### Problem requirements
Go through each line of the records below and count those with the word "mumkin"; give only the total.
________________________________________
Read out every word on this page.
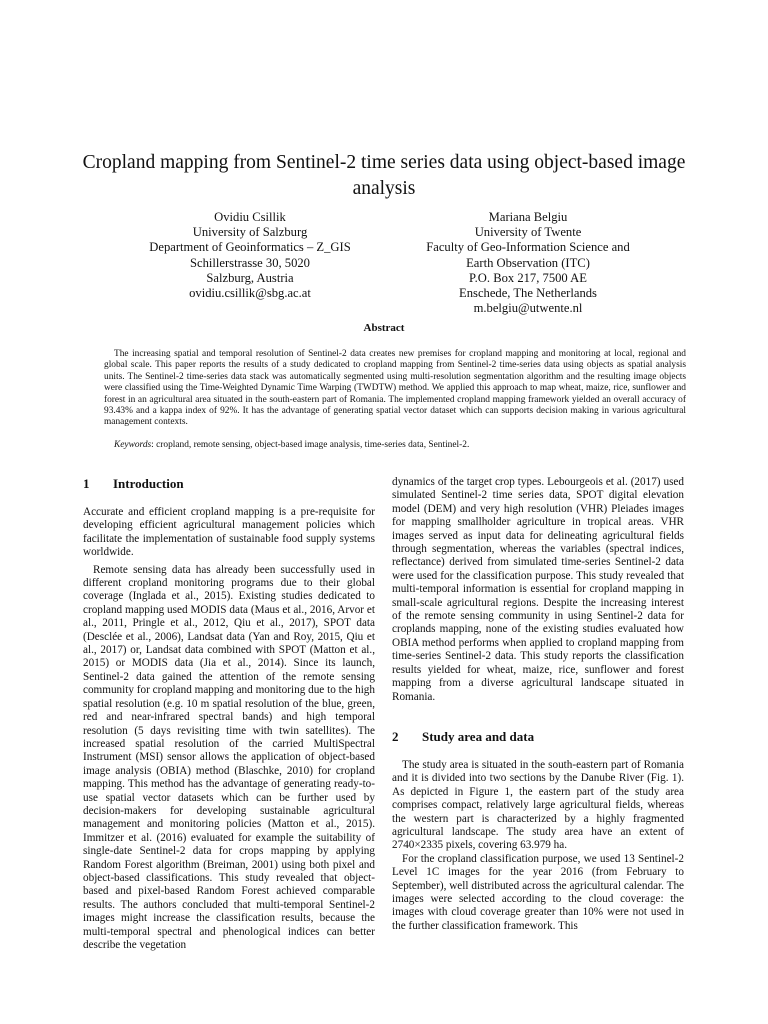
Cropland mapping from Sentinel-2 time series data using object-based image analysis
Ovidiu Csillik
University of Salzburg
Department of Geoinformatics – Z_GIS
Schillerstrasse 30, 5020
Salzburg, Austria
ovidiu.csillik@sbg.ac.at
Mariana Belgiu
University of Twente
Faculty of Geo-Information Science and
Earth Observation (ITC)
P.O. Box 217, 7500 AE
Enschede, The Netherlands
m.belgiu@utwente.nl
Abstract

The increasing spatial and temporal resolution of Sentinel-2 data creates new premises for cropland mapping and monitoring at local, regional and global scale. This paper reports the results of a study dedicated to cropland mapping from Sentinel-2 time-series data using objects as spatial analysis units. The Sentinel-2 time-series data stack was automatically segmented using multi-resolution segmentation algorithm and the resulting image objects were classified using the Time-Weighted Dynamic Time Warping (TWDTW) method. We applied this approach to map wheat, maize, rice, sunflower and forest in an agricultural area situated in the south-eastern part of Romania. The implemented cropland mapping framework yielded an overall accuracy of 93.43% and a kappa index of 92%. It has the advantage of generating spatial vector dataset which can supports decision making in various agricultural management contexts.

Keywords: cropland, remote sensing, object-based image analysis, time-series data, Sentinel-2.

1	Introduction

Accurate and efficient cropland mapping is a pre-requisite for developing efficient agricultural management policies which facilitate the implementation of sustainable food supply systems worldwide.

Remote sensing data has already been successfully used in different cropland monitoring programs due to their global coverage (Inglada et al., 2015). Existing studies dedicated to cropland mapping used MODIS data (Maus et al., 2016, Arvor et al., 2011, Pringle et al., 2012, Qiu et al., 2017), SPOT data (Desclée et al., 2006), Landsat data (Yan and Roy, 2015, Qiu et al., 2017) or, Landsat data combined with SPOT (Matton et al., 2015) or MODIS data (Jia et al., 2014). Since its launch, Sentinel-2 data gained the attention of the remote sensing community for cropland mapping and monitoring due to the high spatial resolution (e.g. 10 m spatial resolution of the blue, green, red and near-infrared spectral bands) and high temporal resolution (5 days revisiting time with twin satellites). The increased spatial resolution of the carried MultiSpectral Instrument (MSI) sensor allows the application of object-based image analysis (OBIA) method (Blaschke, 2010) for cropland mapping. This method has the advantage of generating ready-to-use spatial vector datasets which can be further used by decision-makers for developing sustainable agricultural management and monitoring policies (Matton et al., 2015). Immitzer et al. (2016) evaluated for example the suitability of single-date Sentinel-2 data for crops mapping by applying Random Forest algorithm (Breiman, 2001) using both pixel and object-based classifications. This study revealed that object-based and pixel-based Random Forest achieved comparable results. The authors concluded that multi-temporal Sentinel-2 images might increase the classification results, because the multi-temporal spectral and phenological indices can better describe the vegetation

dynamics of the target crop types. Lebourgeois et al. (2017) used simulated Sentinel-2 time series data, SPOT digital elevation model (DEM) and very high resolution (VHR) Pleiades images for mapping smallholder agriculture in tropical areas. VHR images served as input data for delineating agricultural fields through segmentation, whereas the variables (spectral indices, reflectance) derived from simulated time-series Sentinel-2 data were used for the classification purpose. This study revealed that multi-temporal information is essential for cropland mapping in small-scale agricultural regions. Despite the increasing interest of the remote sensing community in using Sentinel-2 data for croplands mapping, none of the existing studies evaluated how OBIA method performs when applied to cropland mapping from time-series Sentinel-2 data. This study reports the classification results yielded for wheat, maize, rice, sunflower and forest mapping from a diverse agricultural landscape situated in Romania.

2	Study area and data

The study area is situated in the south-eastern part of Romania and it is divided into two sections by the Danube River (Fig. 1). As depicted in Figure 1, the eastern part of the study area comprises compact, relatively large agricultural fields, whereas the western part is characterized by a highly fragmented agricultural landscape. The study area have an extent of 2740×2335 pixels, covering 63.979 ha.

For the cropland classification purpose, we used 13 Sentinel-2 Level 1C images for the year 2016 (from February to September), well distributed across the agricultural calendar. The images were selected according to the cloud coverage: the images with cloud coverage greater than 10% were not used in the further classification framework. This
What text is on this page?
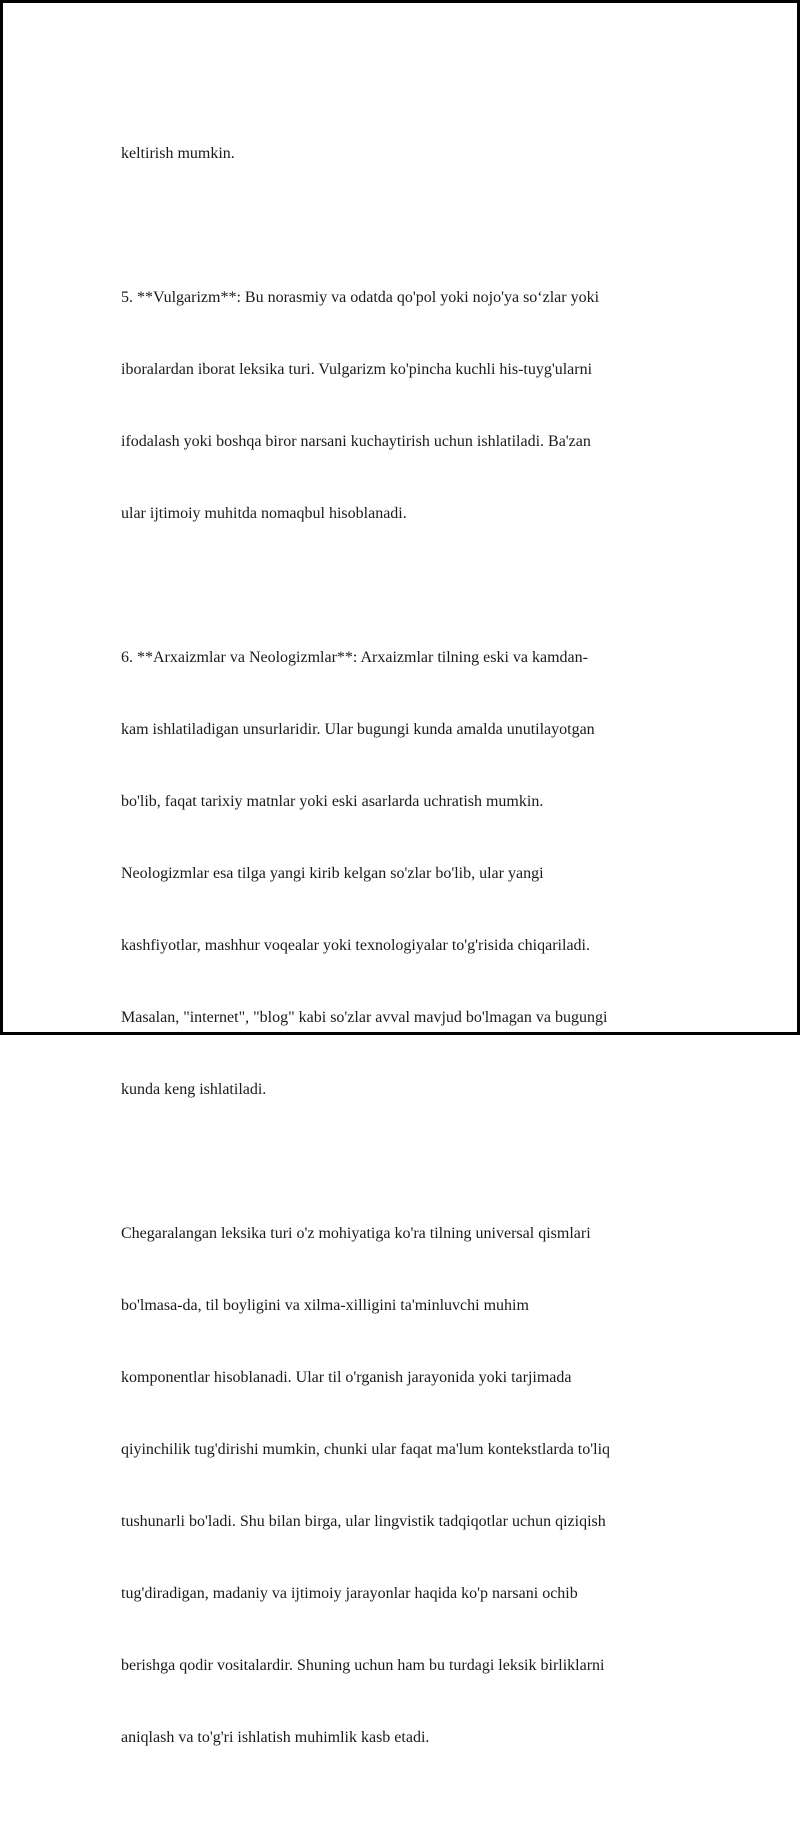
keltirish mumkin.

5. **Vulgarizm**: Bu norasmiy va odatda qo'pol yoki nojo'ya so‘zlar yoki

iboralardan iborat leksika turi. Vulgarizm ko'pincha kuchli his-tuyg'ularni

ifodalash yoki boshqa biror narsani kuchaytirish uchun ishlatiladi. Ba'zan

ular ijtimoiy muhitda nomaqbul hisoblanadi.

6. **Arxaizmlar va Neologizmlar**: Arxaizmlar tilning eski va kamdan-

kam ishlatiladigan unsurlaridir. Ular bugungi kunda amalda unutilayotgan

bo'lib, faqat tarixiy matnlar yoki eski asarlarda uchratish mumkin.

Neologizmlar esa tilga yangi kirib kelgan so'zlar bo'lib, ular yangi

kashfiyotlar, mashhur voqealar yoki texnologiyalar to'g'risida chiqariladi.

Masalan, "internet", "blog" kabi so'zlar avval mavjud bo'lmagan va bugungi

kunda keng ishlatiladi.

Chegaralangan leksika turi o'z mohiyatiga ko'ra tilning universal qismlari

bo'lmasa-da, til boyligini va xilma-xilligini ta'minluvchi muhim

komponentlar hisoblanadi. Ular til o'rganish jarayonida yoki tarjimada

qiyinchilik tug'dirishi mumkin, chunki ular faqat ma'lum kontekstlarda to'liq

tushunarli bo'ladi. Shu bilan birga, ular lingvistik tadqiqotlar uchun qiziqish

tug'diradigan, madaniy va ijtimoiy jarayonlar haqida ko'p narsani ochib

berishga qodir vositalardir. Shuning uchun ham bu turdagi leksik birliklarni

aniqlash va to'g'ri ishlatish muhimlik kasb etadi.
________________________________________
### The answer
3